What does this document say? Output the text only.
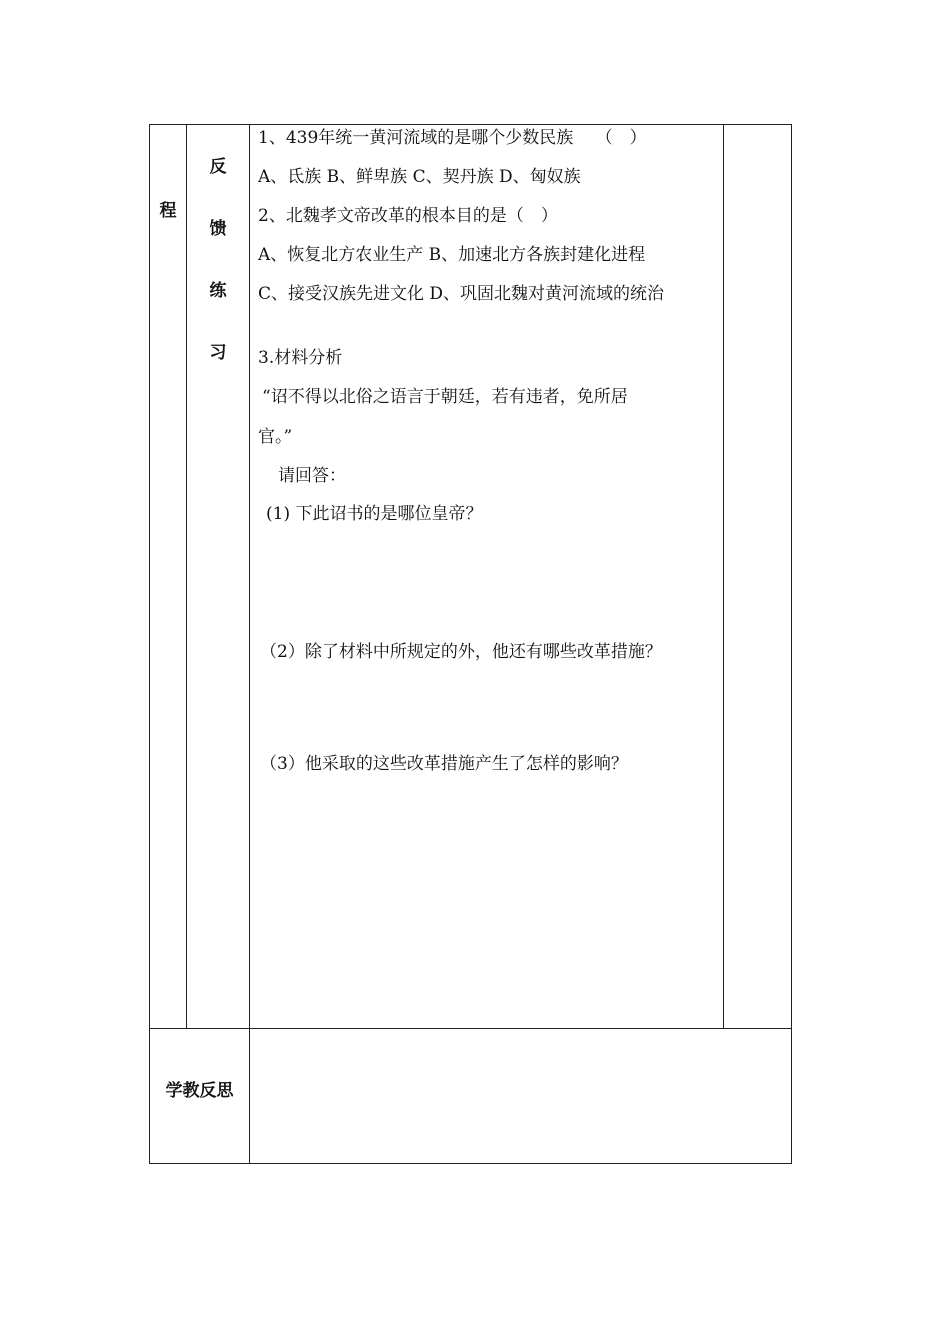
程
反
馈
练
习
学教反思
1、439年统一黄河流域的是哪个少数民族　 （　）
A、氐族 B、鲜卑族 C、契丹族 D、匈奴族
2、北魏孝文帝改革的根本目的是（　）
A、恢复北方农业生产 B、加速北方各族封建化进程
C、接受汉族先进文化 D、巩固北魏对黄河流域的统治
3.材料分析
“诏不得以北俗之语言于朝廷，若有违者，免所居
官。”
请回答：
(1) 下此诏书的是哪位皇帝？
（2）除了材料中所规定的外，他还有哪些改革措施？
（3）他采取的这些改革措施产生了怎样的影响？
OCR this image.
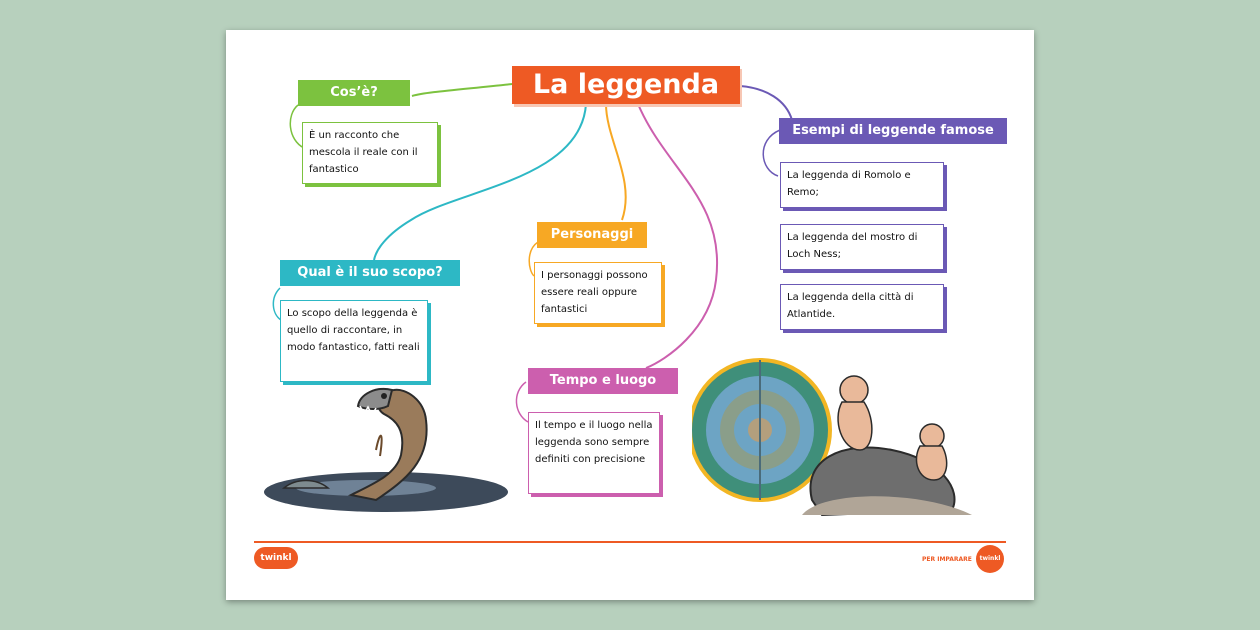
La leggenda
Cos’è?
È un racconto che mescola il reale con il fantastico
Qual è il suo scopo?
Lo scopo della leggenda è quello di raccontare, in modo fantastico, fatti reali
Personaggi
I personaggi possono essere reali oppure fantastici
Tempo e luogo
Il tempo e il luogo nella leggenda sono sempre definiti con precisione
Esempi di leggende famose
La leggenda di Romolo e Remo;
La leggenda del mostro di Loch Ness;
La leggenda della città di Atlantide.
twinkl	PER IMPARARE	twinkl
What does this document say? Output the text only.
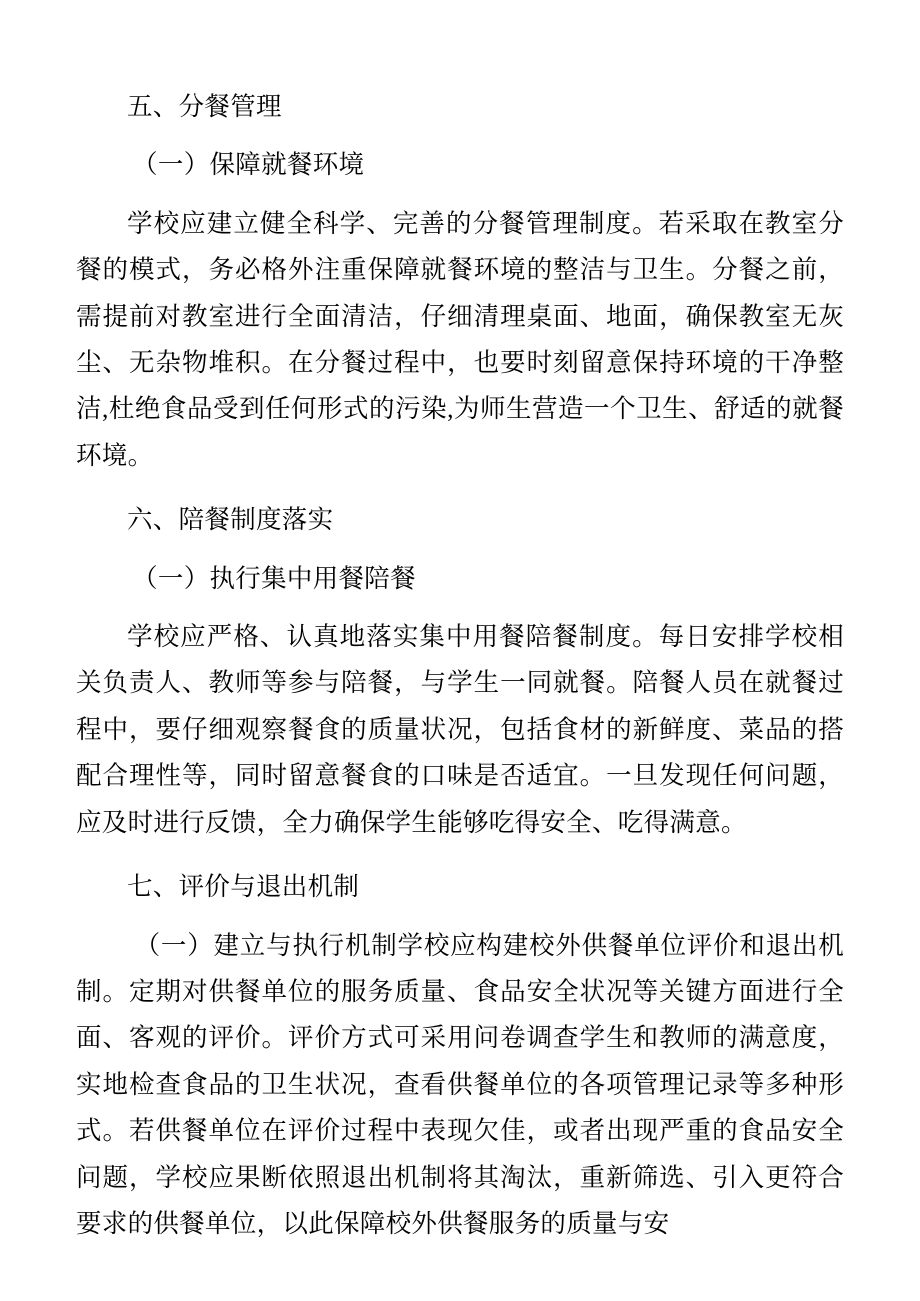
五、分餐管理

（一）保障就餐环境

学校应建立健全科学、完善的分餐管理制度。若采取在教室分餐的模式，务必格外注重保障就餐环境的整洁与卫生。分餐之前，需提前对教室进行全面清洁，仔细清理桌面、地面，确保教室无灰尘、无杂物堆积。在分餐过程中，也要时刻留意保持环境的干净整洁,杜绝食品受到任何形式的污染,为师生营造一个卫生、舒适的就餐环境。

六、陪餐制度落实

（一）执行集中用餐陪餐

学校应严格、认真地落实集中用餐陪餐制度。每日安排学校相关负责人、教师等参与陪餐，与学生一同就餐。陪餐人员在就餐过程中，要仔细观察餐食的质量状况，包括食材的新鲜度、菜品的搭配合理性等，同时留意餐食的口味是否适宜。一旦发现任何问题，应及时进行反馈，全力确保学生能够吃得安全、吃得满意。

七、评价与退出机制

（一）建立与执行机制学校应构建校外供餐单位评价和退出机制。定期对供餐单位的服务质量、食品安全状况等关键方面进行全面、客观的评价。评价方式可采用问卷调查学生和教师的满意度，实地检查食品的卫生状况，查看供餐单位的各项管理记录等多种形式。若供餐单位在评价过程中表现欠佳，或者出现严重的食品安全问题，学校应果断依照退出机制将其淘汰，重新筛选、引入更符合要求的供餐单位，以此保障校外供餐服务的质量与安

★ ★ ★ ★ ★ ★ ★

▸ Problem
Each line of the data is to be duplicated exactly; pictures stay out of the copy.

▸ Exercise result
What does this document say? Output the text only.
程
反
馈
练
习
学教反思
1、439年统一黄河流域的是哪个少数民族　 （　）
A、氐族 B、鲜卑族 C、契丹族 D、匈奴族
2、北魏孝文帝改革的根本目的是（　）
A、恢复北方农业生产 B、加速北方各族封建化进程
C、接受汉族先进文化 D、巩固北魏对黄河流域的统治
3.材料分析
“诏不得以北俗之语言于朝廷，若有违者，免所居
官。”
请回答：
(1) 下此诏书的是哪位皇帝？
（2）除了材料中所规定的外，他还有哪些改革措施？
（3）他采取的这些改革措施产生了怎样的影响？
OCR this image.
La leggenda
Cos’è?
È un racconto che mescola il reale con il fantastico
Qual è il suo scopo?
Lo scopo della leggenda è quello di raccontare, in modo fantastico, fatti reali
Personaggi
I personaggi possono essere reali oppure fantastici
Tempo e luogo
Il tempo e il luogo nella leggenda sono sempre definiti con precisione
Esempi di leggende famose
La leggenda di Romolo e Remo;
La leggenda del mostro di Loch Ness;
La leggenda della città di Atlantide.
twinkl	PER IMPARARE	twinkl
What does this document say? Output the text only.
五、分餐管理

（一）保障就餐环境

学校应建立健全科学、完善的分餐管理制度。若采取在教室分餐的模式，务必格外注重保障就餐环境的整洁与卫生。分餐之前，需提前对教室进行全面清洁，仔细清理桌面、地面，确保教室无灰尘、无杂物堆积。在分餐过程中，也要时刻留意保持环境的干净整洁,杜绝食品受到任何形式的污染,为师生营造一个卫生、舒适的就餐环境。

六、陪餐制度落实

（一）执行集中用餐陪餐

学校应严格、认真地落实集中用餐陪餐制度。每日安排学校相关负责人、教师等参与陪餐，与学生一同就餐。陪餐人员在就餐过程中，要仔细观察餐食的质量状况，包括食材的新鲜度、菜品的搭配合理性等，同时留意餐食的口味是否适宜。一旦发现任何问题，应及时进行反馈，全力确保学生能够吃得安全、吃得满意。

七、评价与退出机制

（一）建立与执行机制学校应构建校外供餐单位评价和退出机制。定期对供餐单位的服务质量、食品安全状况等关键方面进行全面、客观的评价。评价方式可采用问卷调查学生和教师的满意度，实地检查食品的卫生状况，查看供餐单位的各项管理记录等多种形式。若供餐单位在评价过程中表现欠佳，或者出现严重的食品安全问题，学校应果断依照退出机制将其淘汰，重新筛选、引入更符合要求的供餐单位，以此保障校外供餐服务的质量与安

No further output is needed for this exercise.